Copom: urgência é fruto de BC “atrás da curva”
Na reunião de junho, o colegiado do BC retirou o termo “parcial” da normalização da Selic, elevando-a em mais 0,75 ponto percentual, para o patamar atual de 4,25%.
Contudo, na visão do BTG Pactual (BPAC11), o comitê não “conseguiu ser assertivo e, agora, se mostra novamente atrás da curva”.
No comunicado da última reunião, cita o banco, o BC trocou o termo “parcial” por “neutro”, mas em seguida “não se compromete com essa posição” — ou seja, os passos futuros poderão ser ajustados.
“Dado que o cenário de deterioração das expectativas de inflação já era claro, o erro do BCB foi optar pela liberdade em esperar novos dados, enquanto acelerar a normalização seria o movimento adequado”, afirmaram os economistas da instituição.
O BTG espera que, amanhã, o Copom eleve a taxa de juros em 1% e aguarda que a sinalização para setembro seja de mais 1%.
“Mais do que isso, a comunicação do BC precisa optar por menor liberdade e mais firmeza na condução da política monetária nas reuniões seguintes”, disseram os especialistas. Eles salientam que, na curva de juros, o mercado já precifica 7,75% para a Selic ao final deste ano.
Expectativa por acerto do Copom mantém esperança por inflação na meta
Na última reunião do Copom, as perspectivas para o IPCA no cenário base eram de 5,8% para 2021 e 3,5% para o ano que vem. Desde então, o ambiente apresentou algumas alterações. Isso refletirá, também, nas projeções para a inflação no cenário base.

▶ **Dados de segmentação de página**:
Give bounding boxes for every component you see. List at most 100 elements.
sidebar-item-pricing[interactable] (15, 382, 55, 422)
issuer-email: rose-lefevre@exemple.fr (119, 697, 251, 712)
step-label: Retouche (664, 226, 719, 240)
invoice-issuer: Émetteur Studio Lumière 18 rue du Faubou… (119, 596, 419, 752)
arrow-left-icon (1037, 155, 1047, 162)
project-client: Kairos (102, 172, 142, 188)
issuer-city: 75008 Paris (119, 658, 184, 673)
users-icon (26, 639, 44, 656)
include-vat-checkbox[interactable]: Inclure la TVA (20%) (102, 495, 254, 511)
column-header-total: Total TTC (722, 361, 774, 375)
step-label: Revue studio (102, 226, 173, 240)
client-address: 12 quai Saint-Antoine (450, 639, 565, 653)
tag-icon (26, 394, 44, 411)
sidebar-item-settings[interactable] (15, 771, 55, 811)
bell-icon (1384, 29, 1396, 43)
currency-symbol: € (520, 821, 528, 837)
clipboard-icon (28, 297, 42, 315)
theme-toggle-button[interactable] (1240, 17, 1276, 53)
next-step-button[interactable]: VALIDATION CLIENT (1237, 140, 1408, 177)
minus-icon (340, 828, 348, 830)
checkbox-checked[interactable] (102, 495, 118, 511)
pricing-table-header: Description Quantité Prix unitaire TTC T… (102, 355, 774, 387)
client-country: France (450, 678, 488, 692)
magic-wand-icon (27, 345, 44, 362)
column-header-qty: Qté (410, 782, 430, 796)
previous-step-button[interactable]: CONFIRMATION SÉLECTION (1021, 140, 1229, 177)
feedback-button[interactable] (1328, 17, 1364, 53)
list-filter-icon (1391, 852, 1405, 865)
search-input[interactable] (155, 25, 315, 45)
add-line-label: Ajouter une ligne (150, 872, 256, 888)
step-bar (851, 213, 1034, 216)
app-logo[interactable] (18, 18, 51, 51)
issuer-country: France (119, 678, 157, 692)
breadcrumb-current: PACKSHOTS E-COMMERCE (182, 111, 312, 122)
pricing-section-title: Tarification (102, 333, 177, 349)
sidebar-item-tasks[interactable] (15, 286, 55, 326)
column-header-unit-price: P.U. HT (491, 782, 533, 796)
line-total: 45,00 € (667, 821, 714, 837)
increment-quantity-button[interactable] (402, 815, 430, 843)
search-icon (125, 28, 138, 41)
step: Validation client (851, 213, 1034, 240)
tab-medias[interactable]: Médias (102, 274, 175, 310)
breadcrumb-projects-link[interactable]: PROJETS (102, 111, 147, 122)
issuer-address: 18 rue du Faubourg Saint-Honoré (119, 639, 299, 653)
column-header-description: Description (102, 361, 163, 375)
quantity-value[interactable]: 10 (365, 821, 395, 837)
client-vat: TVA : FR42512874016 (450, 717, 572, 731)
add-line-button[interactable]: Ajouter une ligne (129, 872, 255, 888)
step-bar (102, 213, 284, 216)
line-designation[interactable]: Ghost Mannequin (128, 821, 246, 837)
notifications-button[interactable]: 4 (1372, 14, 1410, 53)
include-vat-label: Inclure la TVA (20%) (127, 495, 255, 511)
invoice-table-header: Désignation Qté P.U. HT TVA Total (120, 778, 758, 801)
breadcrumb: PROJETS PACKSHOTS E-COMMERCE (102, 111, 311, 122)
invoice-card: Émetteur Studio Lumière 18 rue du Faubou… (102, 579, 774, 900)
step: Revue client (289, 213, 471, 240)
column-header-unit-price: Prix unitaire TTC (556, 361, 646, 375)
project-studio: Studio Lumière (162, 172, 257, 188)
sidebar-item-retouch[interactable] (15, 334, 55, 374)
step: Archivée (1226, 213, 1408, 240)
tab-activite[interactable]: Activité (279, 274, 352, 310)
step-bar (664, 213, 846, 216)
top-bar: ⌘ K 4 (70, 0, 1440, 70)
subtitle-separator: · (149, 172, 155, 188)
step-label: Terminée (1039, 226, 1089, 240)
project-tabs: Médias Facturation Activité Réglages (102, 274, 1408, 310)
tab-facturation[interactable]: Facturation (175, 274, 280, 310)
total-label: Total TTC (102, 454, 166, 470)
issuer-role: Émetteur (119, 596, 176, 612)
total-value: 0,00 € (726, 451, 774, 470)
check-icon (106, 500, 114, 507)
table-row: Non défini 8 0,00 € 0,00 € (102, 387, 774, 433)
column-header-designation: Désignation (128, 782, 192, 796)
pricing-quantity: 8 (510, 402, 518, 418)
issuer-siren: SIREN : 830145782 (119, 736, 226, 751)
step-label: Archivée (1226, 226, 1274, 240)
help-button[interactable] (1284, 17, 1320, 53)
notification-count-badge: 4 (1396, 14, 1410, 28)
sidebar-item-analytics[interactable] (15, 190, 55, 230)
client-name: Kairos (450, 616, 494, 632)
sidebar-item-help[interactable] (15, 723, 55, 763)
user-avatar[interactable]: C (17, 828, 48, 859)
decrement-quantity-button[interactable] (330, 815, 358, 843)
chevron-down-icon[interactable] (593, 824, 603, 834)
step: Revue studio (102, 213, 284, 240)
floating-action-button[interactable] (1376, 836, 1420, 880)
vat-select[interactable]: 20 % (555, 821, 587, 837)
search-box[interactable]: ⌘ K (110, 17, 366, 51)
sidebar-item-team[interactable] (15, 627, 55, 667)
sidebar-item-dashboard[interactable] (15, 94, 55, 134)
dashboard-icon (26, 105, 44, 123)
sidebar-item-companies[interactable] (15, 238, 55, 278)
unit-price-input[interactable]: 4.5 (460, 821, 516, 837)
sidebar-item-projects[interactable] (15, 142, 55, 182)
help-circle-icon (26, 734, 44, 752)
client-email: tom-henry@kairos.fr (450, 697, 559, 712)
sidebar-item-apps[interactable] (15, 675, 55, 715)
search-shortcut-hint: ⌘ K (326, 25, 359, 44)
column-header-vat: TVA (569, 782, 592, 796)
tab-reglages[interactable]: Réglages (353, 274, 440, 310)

▶ **TAREFAS DO EXERCÍCIO**:
A. De acordo com o texto sobre o Copom, em quanto o BTG espera que o Copom eleve a taxa de juros amanhã?
B. Transcreva do texto sobre o Copom o trecho entre "Contudo, na visão" e "economistas da instituição.", inclusive.

▶ **RESPOSTAS NUMERADAS**:
A. Em 1%.

B.
Contudo, na visão do BTG Pactual (BPAC11), o comitê não “conseguiu ser assertivo e, agora, se mostra novamente atrás da curva”.
No comunicado da última reunião, cita o banco, o BC trocou o termo “parcial” por “neutro”, mas em seguida “não se compromete com essa posição” — ou seja, os passos futuros poderão ser ajustados.
“Dado que o cenário de deterioração das expectativas de inflação já era claro, o erro do BCB foi optar pela liberdade em esperar novos dados, enquanto acelerar a normalização seria o movimento adequado”, afirmaram os economistas da instituição.